▶

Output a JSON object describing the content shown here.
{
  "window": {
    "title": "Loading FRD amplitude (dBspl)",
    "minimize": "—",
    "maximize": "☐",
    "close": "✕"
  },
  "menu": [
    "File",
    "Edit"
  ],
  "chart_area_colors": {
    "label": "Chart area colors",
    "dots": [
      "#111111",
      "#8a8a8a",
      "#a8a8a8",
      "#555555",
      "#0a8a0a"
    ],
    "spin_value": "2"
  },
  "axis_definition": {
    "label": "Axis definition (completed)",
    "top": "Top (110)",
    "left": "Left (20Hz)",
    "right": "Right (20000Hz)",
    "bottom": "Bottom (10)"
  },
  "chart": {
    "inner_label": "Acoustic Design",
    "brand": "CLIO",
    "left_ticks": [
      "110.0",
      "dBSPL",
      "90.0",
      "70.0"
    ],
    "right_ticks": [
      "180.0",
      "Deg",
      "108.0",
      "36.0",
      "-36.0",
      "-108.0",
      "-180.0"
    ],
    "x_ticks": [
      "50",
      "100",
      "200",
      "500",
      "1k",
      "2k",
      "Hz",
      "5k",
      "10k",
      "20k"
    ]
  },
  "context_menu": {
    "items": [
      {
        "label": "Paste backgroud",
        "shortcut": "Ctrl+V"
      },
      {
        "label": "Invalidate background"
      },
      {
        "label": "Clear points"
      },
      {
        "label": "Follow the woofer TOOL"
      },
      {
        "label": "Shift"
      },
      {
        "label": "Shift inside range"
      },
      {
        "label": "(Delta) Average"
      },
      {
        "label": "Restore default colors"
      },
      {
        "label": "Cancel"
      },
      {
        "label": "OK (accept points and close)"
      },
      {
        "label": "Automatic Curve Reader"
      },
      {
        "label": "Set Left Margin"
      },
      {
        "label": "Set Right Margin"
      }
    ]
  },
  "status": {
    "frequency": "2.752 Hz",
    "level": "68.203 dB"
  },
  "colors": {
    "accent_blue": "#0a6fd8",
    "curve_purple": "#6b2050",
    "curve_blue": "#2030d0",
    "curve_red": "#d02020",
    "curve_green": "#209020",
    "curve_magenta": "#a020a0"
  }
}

◀

Exercise description » Lines containing "close" are to be counted. State the total and add nothing.

Full answer » 2